— Begin Items —

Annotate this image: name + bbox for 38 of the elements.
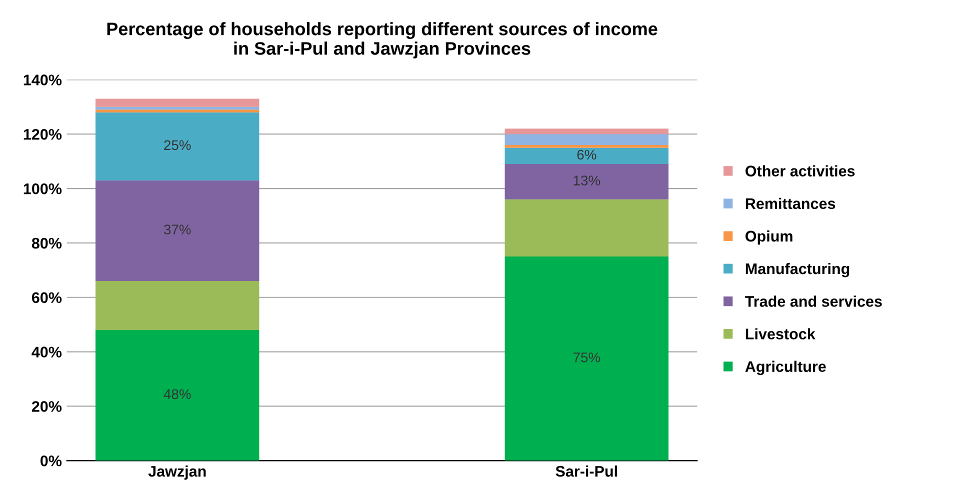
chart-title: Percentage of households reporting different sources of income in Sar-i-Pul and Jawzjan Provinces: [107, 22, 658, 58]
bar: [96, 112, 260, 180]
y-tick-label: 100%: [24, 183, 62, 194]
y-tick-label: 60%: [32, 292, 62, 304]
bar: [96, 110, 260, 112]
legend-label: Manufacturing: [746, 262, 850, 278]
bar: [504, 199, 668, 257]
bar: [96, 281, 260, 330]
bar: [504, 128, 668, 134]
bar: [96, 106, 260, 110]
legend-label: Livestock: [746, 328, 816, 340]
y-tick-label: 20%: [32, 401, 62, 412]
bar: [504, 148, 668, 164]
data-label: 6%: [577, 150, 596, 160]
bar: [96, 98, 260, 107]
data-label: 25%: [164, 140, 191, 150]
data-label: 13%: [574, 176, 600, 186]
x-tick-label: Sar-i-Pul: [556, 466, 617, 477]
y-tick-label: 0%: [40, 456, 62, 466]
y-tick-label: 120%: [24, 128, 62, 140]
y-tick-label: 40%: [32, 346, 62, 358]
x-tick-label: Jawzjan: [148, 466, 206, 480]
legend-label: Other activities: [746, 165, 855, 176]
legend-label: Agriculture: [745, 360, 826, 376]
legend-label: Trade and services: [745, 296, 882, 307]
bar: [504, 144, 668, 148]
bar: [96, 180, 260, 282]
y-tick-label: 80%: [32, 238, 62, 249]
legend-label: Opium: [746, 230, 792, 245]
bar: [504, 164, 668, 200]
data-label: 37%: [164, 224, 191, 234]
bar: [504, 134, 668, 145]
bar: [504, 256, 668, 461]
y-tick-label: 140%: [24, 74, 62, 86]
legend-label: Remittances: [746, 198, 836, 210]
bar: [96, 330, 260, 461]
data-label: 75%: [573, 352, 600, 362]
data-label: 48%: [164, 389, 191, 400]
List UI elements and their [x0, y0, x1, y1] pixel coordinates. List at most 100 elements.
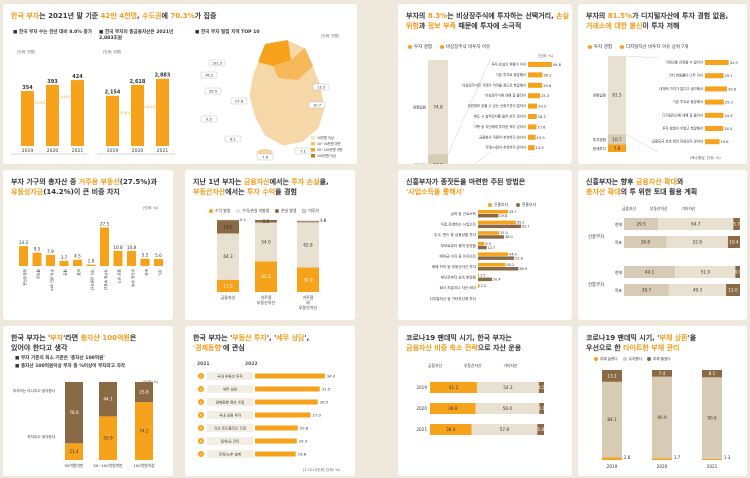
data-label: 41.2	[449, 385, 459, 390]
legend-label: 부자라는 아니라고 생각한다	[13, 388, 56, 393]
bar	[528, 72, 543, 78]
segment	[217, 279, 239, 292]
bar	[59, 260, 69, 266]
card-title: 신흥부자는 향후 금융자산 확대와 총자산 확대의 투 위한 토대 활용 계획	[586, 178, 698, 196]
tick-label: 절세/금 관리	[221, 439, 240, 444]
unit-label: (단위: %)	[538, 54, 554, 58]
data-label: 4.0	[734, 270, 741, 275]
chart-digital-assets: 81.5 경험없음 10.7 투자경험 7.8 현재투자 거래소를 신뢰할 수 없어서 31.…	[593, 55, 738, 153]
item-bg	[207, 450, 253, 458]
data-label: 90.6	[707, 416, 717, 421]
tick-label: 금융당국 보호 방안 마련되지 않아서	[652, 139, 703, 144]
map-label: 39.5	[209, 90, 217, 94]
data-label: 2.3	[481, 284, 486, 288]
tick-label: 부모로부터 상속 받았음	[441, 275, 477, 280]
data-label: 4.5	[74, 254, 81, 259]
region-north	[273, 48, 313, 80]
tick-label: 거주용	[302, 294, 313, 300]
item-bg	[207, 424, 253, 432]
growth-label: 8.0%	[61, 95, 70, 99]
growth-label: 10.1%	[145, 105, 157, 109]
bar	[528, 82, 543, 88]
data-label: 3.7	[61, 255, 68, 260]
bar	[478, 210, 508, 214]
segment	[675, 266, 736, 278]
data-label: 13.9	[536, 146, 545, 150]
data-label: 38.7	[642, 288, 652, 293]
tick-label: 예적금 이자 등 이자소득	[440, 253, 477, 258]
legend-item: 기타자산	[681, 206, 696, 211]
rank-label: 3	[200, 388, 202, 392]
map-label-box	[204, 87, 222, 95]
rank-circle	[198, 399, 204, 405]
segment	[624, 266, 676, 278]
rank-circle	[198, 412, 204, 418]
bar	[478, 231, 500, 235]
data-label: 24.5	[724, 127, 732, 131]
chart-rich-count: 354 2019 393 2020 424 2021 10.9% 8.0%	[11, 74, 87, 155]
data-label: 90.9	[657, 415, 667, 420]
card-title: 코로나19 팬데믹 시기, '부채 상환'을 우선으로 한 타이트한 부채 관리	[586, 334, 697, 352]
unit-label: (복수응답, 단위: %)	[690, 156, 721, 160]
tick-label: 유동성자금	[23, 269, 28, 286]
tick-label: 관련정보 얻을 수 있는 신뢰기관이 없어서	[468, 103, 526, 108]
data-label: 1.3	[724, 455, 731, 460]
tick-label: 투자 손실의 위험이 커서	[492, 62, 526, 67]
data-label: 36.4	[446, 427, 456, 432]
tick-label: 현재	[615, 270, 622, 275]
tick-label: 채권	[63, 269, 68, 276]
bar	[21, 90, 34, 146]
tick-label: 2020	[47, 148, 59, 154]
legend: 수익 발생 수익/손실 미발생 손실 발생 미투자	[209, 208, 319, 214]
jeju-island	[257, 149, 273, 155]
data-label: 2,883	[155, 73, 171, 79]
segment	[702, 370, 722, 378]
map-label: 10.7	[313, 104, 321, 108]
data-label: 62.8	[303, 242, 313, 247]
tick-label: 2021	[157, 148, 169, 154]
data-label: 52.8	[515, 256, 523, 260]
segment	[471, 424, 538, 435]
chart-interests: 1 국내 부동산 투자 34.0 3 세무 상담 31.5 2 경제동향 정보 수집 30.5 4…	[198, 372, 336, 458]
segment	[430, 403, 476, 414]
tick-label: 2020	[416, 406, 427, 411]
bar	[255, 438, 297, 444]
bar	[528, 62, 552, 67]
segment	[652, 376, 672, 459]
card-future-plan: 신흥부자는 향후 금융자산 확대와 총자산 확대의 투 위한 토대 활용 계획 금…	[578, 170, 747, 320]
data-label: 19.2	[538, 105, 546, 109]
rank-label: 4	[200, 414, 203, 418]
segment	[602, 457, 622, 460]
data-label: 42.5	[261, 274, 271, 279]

— End Items —

Show each line of the entries above that contains the string "circle".

- Solution -
rank-circle	[198, 399, 204, 405]
rank-circle	[198, 412, 204, 418]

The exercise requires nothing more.